__What is expected__:
Every line that includes the word "beaches" is to be listed.
▬▬▬▬▬▬▬▬▬▬
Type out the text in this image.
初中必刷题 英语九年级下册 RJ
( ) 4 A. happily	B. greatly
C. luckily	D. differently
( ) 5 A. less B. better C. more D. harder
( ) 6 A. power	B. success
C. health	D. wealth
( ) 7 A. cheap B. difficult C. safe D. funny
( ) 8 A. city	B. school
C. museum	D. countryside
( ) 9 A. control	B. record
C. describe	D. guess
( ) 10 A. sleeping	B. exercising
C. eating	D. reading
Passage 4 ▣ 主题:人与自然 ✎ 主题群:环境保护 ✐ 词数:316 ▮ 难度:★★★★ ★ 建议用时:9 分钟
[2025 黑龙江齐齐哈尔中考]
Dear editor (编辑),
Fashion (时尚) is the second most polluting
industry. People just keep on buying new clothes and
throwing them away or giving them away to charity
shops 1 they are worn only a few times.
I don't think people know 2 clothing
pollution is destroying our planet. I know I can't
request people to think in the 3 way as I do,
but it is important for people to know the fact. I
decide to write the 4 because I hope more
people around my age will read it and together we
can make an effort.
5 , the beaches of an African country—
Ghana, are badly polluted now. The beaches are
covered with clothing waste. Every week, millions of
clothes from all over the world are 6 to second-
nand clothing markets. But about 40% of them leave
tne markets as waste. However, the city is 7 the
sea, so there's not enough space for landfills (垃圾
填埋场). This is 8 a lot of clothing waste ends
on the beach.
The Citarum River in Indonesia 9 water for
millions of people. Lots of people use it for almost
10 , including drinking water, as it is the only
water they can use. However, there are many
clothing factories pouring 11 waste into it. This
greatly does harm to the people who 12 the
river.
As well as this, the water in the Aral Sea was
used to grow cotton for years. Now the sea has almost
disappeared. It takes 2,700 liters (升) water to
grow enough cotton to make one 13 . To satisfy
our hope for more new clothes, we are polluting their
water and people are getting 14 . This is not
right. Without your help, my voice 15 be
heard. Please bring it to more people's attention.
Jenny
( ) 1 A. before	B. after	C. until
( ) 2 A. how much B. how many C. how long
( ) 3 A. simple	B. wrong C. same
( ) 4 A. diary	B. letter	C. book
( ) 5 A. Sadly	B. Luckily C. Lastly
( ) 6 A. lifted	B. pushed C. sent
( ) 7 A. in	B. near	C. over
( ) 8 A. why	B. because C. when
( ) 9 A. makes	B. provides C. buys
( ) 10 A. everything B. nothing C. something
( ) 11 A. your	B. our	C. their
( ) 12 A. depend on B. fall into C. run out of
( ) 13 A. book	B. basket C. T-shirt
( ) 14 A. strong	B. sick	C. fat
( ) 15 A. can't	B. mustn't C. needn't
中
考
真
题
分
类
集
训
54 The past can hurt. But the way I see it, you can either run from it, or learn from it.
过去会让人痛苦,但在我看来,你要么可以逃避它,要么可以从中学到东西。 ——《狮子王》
▬▬▬▬▬▬▬▬▬▬
__Written answer__:
5 , the beaches of an African country—
Ghana, are badly polluted now. The beaches are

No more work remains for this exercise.